*** Data for this task ***

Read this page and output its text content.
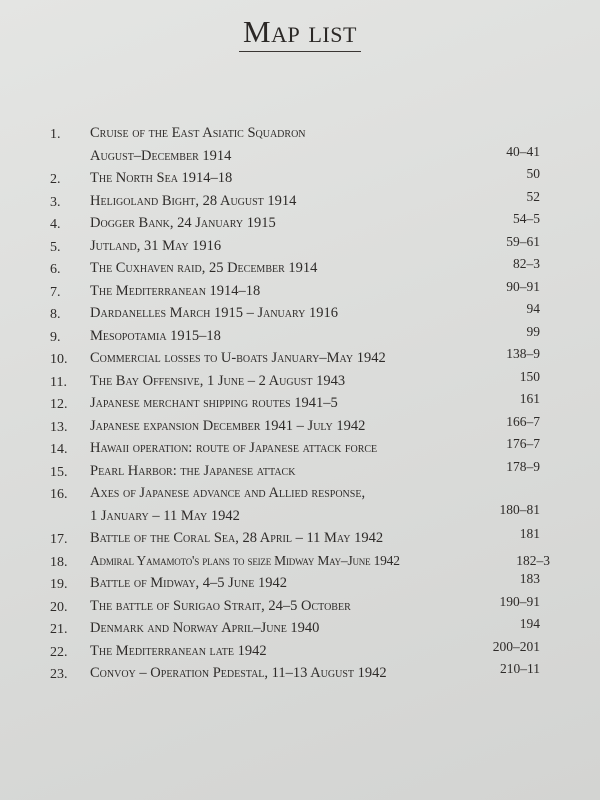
Map list
1.	Cruise of the East Asiatic Squadron
August–December 1914	40–41
2.	The North Sea 1914–18	50
3.	Heligoland Bight, 28 August 1914	52
4.	Dogger Bank, 24 January 1915	54–5
5.	Jutland, 31 May 1916	59–61
6.	The Cuxhaven raid, 25 December 1914	82–3
7.	The Mediterranean 1914–18	90–91
8.	Dardanelles March 1915 – January 1916	94
9.	Mesopotamia 1915–18	99
10.	Commercial losses to U-boats January–May 1942	138–9
11.	The Bay Offensive, 1 June – 2 August 1943	150
12.	Japanese merchant shipping routes 1941–5	161
13.	Japanese expansion December 1941 – July 1942	166–7
14.	Hawaii operation: route of Japanese attack force	176–7
15.	Pearl Harbor: the Japanese attack	178–9
16.	Axes of Japanese advance and Allied response,
1 January – 11 May 1942	180–81
17.	Battle of the Coral Sea, 28 April – 11 May 1942	181
18.	Admiral Yamamoto's plans to seize Midway May–June 1942	182–3
19.	Battle of Midway, 4–5 June 1942	183
20.	The battle of Surigao Strait, 24–5 October	190–91
21.	Denmark and Norway April–June 1940	194
22.	The Mediterranean late 1942	200–201
23.	Convoy – Operation Pedestal, 11–13 August 1942	210–11
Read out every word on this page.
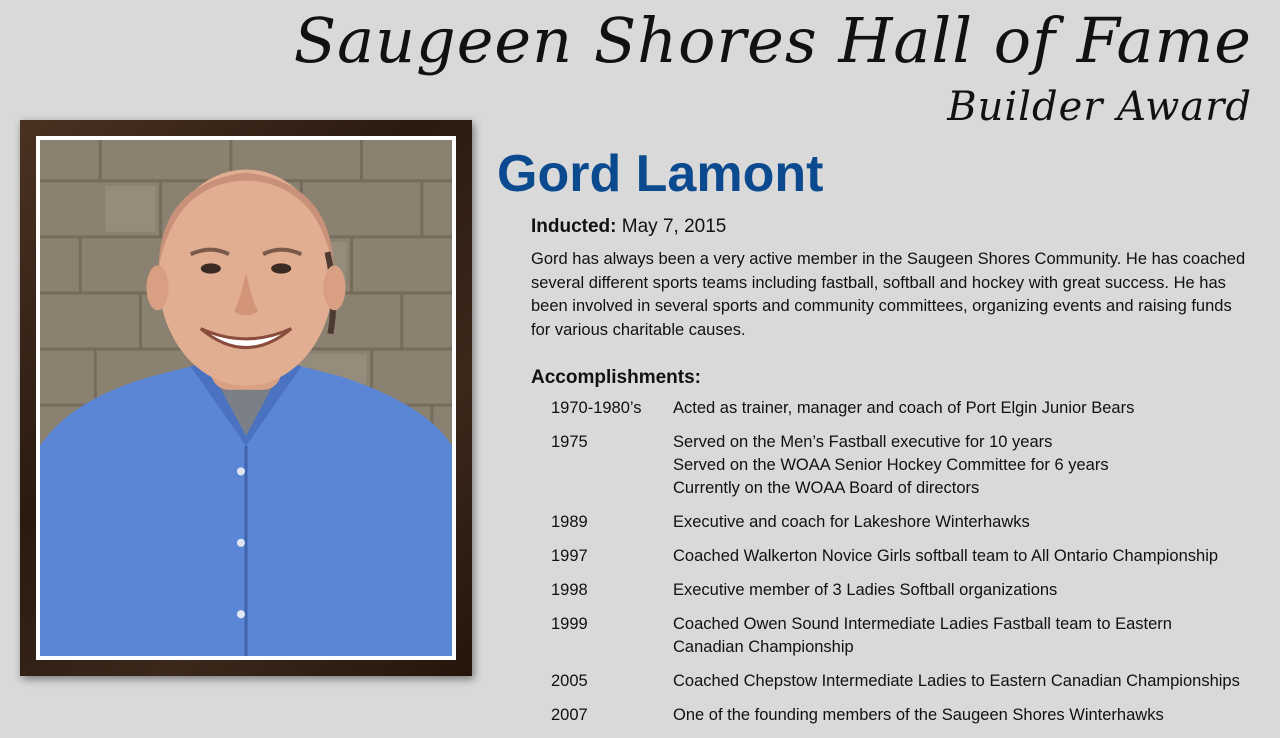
Saugeen Shores Hall of Fame
Builder Award
Gord Lamont
Inducted: May 7, 2015

Gord has always been a very active member in the Saugeen Shores Community. He has coached several different sports teams including fastball, softball and hockey with great success. He has been involved in several sports and community committees, organizing events and raising funds for various charitable causes.

Accomplishments:
1970-1980’s	Acted as trainer, manager and coach of Port Elgin Junior Bears
1975	Served on the Men’s Fastball executive for 10 years
Served on the WOAA Senior Hockey Committee for 6 years
Currently on the WOAA Board of directors
1989	Executive and coach for Lakeshore Winterhawks
1997	Coached Walkerton Novice Girls softball team to All Ontario Championship
1998	Executive member of 3 Ladies Softball organizations
1999	Coached Owen Sound Intermediate Ladies Fastball team to Eastern
Canadian Championship
2005	Coached Chepstow Intermediate Ladies to Eastern Canadian Championships
2007	One of the founding members of the Saugeen Shores Winterhawks
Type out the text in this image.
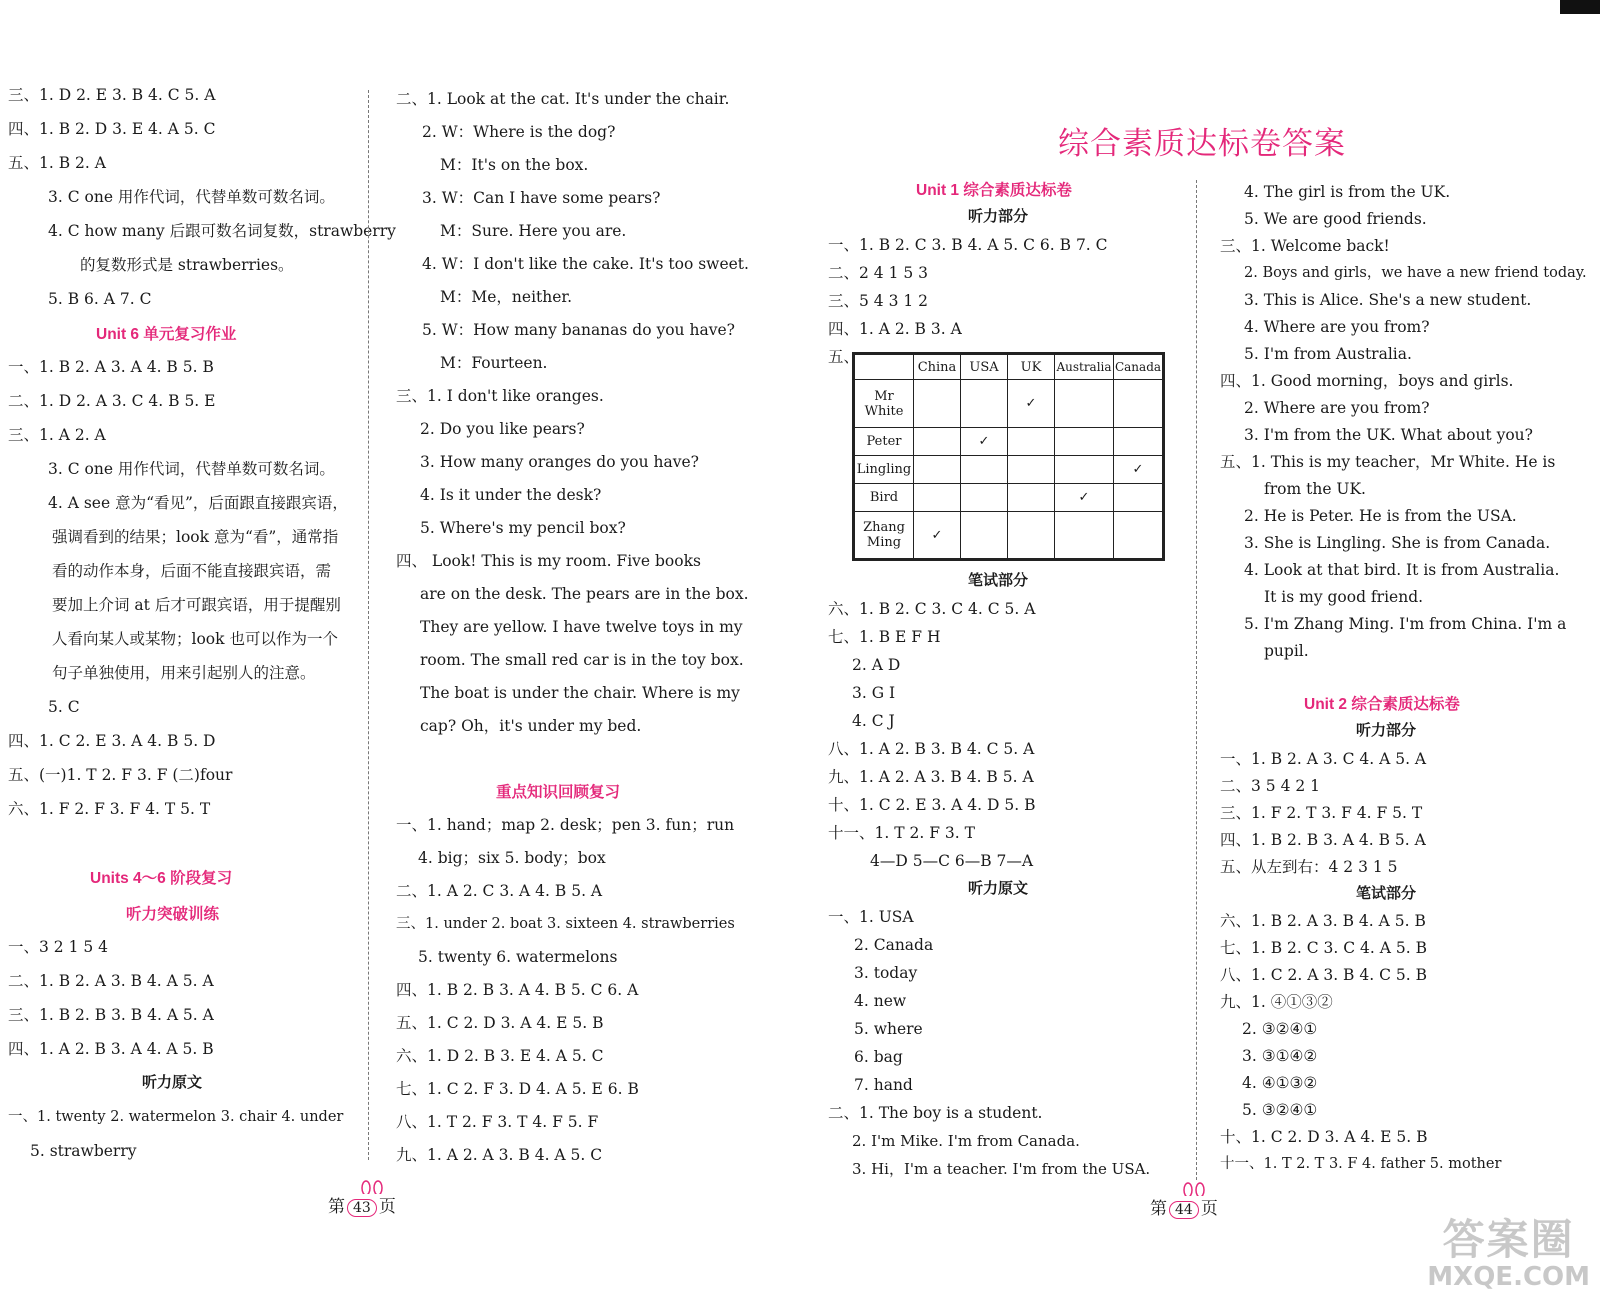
三、1. D 2. E 3. B 4. C 5. A
四、1. B 2. D 3. E 4. A 5. C
五、1. B 2. A
3. C one 用作代词，代替单数可数名词。
4. C how many 后跟可数名词复数，strawberry
的复数形式是 strawberries。
5. B 6. A 7. C
Unit 6 单元复习作业
一、1. B 2. A 3. A 4. B 5. B
二、1. D 2. A 3. C 4. B 5. E
三、1. A 2. A
3. C one 用作代词，代替单数可数名词。
4. A see 意为“看见”，后面跟直接跟宾语，
强调看到的结果；look 意为“看”，通常指
看的动作本身，后面不能直接跟宾语，需
要加上介词 at 后才可跟宾语，用于提醒别
人看向某人或某物；look 也可以作为一个
句子单独使用，用来引起别人的注意。
5. C
四、1. C 2. E 3. A 4. B 5. D
五、(一)1. T 2. F 3. F (二)four
六、1. F 2. F 3. F 4. T 5. T
Units 4～6 阶段复习
听力突破训练
一、3 2 1 5 4
二、1. B 2. A 3. B 4. A 5. A
三、1. B 2. B 3. B 4. A 5. A
四、1. A 2. B 3. A 4. A 5. B
听力原文
一、1. twenty 2. watermelon 3. chair 4. under
5. strawberry
二、1. Look at the cat. It's under the chair.
2. W：Where is the dog?
M：It's on the box.
3. W：Can I have some pears?
M：Sure. Here you are.
4. W：I don't like the cake. It's too sweet.
M：Me，neither.
5. W：How many bananas do you have?
M：Fourteen.
三、1. I don't like oranges.
2. Do you like pears?
3. How many oranges do you have?
4. Is it under the desk?
5. Where's my pencil box?
四、 Look! This is my room. Five books
are on the desk. The pears are in the box.
They are yellow. I have twelve toys in my
room. The small red car is in the toy box.
The boat is under the chair. Where is my
cap? Oh，it's under my bed.
重点知识回顾复习
一、1. hand；map 2. desk；pen 3. fun；run
4. big；six 5. body；box
二、1. A 2. C 3. A 4. B 5. A
三、1. under 2. boat 3. sixteen 4. strawberries
5. twenty 6. watermelons
四、1. B 2. B 3. A 4. B 5. C 6. A
五、1. C 2. D 3. A 4. E 5. B
六、1. D 2. B 3. E 4. A 5. C
七、1. C 2. F 3. D 4. A 5. E 6. B
八、1. T 2. F 3. T 4. F 5. F
九、1. A 2. A 3. B 4. A 5. C
第 43 页
综合素质达标卷答案
Unit 1 综合素质达标卷
听力部分
一、1. B 2. C 3. B 4. A 5. C 6. B 7. C
二、2 4 1 5 3
三、5 4 3 1 2
四、1. A 2. B 3. A
五、
笔试部分
六、1. B 2. C 3. C 4. C 5. A
七、1. B E F H
2. A D
3. G I
4. C J
八、1. A 2. B 3. B 4. C 5. A
九、1. A 2. A 3. B 4. B 5. A
十、1. C 2. E 3. A 4. D 5. B
十一、1. T 2. F 3. T
4—D 5—C 6—B 7—A
听力原文
一、1. USA
2. Canada
3. today
4. new
5. where
6. bag
7. hand
二、1. The boy is a student.
2. I'm Mike. I'm from Canada.
3. Hi，I'm a teacher. I'm from the USA.
	China	USA	UK	Australia	Canada
Mr White			✓		
Peter		✓			
Lingling					✓
Bird				✓	
Zhang Ming	✓				
4. The girl is from the UK.
5. We are good friends.
三、1. Welcome back!
2. Boys and girls，we have a new friend today.
3. This is Alice. She's a new student.
4. Where are you from?
5. I'm from Australia.
四、1. Good morning，boys and girls.
2. Where are you from?
3. I'm from the UK. What about you?
五、1. This is my teacher，Mr White. He is
from the UK.
2. He is Peter. He is from the USA.
3. She is Lingling. She is from Canada.
4. Look at that bird. It is from Australia.
It is my good friend.
5. I'm Zhang Ming. I'm from China. I'm a
pupil.
Unit 2 综合素质达标卷
听力部分
一、1. B 2. A 3. C 4. A 5. A
二、3 5 4 2 1
三、1. F 2. T 3. F 4. F 5. T
四、1. B 2. B 3. A 4. B 5. A
五、从左到右：4 2 3 1 5
笔试部分
六、1. B 2. A 3. B 4. A 5. B
七、1. B 2. C 3. C 4. A 5. B
八、1. C 2. A 3. B 4. C 5. B
九、1. ④①③②
2. ③②④①
3. ③①④②
4. ④①③②
5. ③②④①
十、1. C 2. D 3. A 4. E 5. B
十一、1. T 2. T 3. F 4. father 5. mother
第 44 页
答案圈
MXQE.COM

***

Of the lines above, copy each that contains "Ladies".

1998	Executive member of 3 Ladies Softball organizations
1999	Coached Owen Sound Intermediate Ladies Fastball team to Eastern
2005	Coached Chepstow Intermediate Ladies to Eastern Canadian Championships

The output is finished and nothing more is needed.